**What to do:**
Copy every record below, exactly as written.
>>
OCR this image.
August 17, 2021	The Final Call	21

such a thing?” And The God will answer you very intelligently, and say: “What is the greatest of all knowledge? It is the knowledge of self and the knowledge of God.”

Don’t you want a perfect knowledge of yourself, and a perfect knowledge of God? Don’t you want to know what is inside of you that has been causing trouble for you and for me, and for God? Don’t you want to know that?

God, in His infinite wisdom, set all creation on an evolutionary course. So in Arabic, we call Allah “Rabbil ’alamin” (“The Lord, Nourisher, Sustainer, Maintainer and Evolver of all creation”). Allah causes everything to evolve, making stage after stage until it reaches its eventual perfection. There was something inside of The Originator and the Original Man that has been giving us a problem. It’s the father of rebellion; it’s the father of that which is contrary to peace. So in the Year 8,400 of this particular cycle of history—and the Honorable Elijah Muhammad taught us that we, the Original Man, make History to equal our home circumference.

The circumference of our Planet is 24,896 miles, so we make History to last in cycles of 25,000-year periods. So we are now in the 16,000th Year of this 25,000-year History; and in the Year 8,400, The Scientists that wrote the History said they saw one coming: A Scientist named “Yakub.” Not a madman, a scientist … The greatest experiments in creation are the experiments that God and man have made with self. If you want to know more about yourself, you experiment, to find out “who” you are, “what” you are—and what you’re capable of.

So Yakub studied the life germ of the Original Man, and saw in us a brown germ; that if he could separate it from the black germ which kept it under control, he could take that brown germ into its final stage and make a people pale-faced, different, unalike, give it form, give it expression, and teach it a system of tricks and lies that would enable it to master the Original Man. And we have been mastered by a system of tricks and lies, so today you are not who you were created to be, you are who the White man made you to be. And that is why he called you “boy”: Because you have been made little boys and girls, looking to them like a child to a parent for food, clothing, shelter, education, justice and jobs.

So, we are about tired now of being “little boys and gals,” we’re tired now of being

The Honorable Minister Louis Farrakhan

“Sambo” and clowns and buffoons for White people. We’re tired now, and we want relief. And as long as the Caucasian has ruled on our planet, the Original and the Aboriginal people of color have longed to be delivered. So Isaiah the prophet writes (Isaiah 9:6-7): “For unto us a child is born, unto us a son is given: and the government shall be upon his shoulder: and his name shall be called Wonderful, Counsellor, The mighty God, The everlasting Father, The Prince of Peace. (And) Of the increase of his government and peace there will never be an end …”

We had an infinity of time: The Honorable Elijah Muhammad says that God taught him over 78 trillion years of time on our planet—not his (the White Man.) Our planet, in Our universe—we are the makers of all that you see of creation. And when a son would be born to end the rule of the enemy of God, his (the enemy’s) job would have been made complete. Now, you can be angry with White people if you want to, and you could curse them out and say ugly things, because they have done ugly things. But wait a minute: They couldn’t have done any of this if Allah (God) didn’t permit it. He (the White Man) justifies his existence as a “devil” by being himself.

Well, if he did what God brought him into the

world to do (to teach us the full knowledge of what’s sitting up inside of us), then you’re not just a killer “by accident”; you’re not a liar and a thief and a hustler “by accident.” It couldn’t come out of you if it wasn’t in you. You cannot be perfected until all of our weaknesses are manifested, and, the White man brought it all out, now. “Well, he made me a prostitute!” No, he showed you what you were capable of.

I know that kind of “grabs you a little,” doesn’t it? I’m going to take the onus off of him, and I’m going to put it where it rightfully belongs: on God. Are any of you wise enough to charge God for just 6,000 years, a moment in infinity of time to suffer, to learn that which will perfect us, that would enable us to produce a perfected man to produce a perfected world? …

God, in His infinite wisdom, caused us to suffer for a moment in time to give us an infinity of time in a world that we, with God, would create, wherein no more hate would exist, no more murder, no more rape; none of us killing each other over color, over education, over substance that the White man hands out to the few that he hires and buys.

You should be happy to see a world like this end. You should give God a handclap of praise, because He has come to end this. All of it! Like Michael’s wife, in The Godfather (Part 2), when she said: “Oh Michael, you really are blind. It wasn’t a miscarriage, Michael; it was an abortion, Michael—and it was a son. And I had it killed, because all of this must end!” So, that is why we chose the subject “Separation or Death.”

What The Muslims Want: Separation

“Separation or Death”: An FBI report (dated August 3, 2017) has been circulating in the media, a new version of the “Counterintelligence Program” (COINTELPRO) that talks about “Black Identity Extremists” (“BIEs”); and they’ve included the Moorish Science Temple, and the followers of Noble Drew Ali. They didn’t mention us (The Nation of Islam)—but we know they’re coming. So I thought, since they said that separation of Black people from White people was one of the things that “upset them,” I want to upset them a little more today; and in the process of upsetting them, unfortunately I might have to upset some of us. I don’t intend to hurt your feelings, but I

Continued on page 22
<<
**Full response:**
OCR this image.
August 17, 2021	The Final Call	21

such a thing?” And The God will answer you very intelligently, and say: “What is the greatest of all knowledge? It is the knowledge of self and the knowledge of God.”

Don’t you want a perfect knowledge of yourself, and a perfect knowledge of God? Don’t you want to know what is inside of you that has been causing trouble for you and for me, and for God? Don’t you want to know that?

God, in His infinite wisdom, set all creation on an evolutionary course. So in Arabic, we call Allah “Rabbil ’alamin” (“The Lord, Nourisher, Sustainer, Maintainer and Evolver of all creation”). Allah causes everything to evolve, making stage after stage until it reaches its eventual perfection. There was something inside of The Originator and the Original Man that has been giving us a problem. It’s the father of rebellion; it’s the father of that which is contrary to peace. So in the Year 8,400 of this particular cycle of history—and the Honorable Elijah Muhammad taught us that we, the Original Man, make History to equal our home circumference.

The circumference of our Planet is 24,896 miles, so we make History to last in cycles of 25,000-year periods. So we are now in the 16,000th Year of this 25,000-year History; and in the Year 8,400, The Scientists that wrote the History said they saw one coming: A Scientist named “Yakub.” Not a madman, a scientist … The greatest experiments in creation are the experiments that God and man have made with self. If you want to know more about yourself, you experiment, to find out “who” you are, “what” you are—and what you’re capable of.

So Yakub studied the life germ of the Original Man, and saw in us a brown germ; that if he could separate it from the black germ which kept it under control, he could take that brown germ into its final stage and make a people pale-faced, different, unalike, give it form, give it expression, and teach it a system of tricks and lies that would enable it to master the Original Man. And we have been mastered by a system of tricks and lies, so today you are not who you were created to be, you are who the White man made you to be. And that is why he called you “boy”: Because you have been made little boys and girls, looking to them like a child to a parent for food, clothing, shelter, education, justice and jobs.

So, we are about tired now of being “little boys and gals,” we’re tired now of being

The Honorable Minister Louis Farrakhan

“Sambo” and clowns and buffoons for White people. We’re tired now, and we want relief. And as long as the Caucasian has ruled on our planet, the Original and the Aboriginal people of color have longed to be delivered. So Isaiah the prophet writes (Isaiah 9:6-7): “For unto us a child is born, unto us a son is given: and the government shall be upon his shoulder: and his name shall be called Wonderful, Counsellor, The mighty God, The everlasting Father, The Prince of Peace. (And) Of the increase of his government and peace there will never be an end …”

We had an infinity of time: The Honorable Elijah Muhammad says that God taught him over 78 trillion years of time on our planet—not his (the White Man.) Our planet, in Our universe—we are the makers of all that you see of creation. And when a son would be born to end the rule of the enemy of God, his (the enemy’s) job would have been made complete. Now, you can be angry with White people if you want to, and you could curse them out and say ugly things, because they have done ugly things. But wait a minute: They couldn’t have done any of this if Allah (God) didn’t permit it. He (the White Man) justifies his existence as a “devil” by being himself.

Well, if he did what God brought him into the

world to do (to teach us the full knowledge of what’s sitting up inside of us), then you’re not just a killer “by accident”; you’re not a liar and a thief and a hustler “by accident.” It couldn’t come out of you if it wasn’t in you. You cannot be perfected until all of our weaknesses are manifested, and, the White man brought it all out, now. “Well, he made me a prostitute!” No, he showed you what you were capable of.

I know that kind of “grabs you a little,” doesn’t it? I’m going to take the onus off of him, and I’m going to put it where it rightfully belongs: on God. Are any of you wise enough to charge God for just 6,000 years, a moment in infinity of time to suffer, to learn that which will perfect us, that would enable us to produce a perfected man to produce a perfected world? …

God, in His infinite wisdom, caused us to suffer for a moment in time to give us an infinity of time in a world that we, with God, would create, wherein no more hate would exist, no more murder, no more rape; none of us killing each other over color, over education, over substance that the White man hands out to the few that he hires and buys.

You should be happy to see a world like this end. You should give God a handclap of praise, because He has come to end this. All of it! Like Michael’s wife, in The Godfather (Part 2), when she said: “Oh Michael, you really are blind. It wasn’t a miscarriage, Michael; it was an abortion, Michael—and it was a son. And I had it killed, because all of this must end!” So, that is why we chose the subject “Separation or Death.”

What The Muslims Want: Separation

“Separation or Death”: An FBI report (dated August 3, 2017) has been circulating in the media, a new version of the “Counterintelligence Program” (COINTELPRO) that talks about “Black Identity Extremists” (“BIEs”); and they’ve included the Moorish Science Temple, and the followers of Noble Drew Ali. They didn’t mention us (The Nation of Islam)—but we know they’re coming. So I thought, since they said that separation of Black people from White people was one of the things that “upset them,” I want to upset them a little more today; and in the process of upsetting them, unfortunately I might have to upset some of us. I don’t intend to hurt your feelings, but I

Continued on page 22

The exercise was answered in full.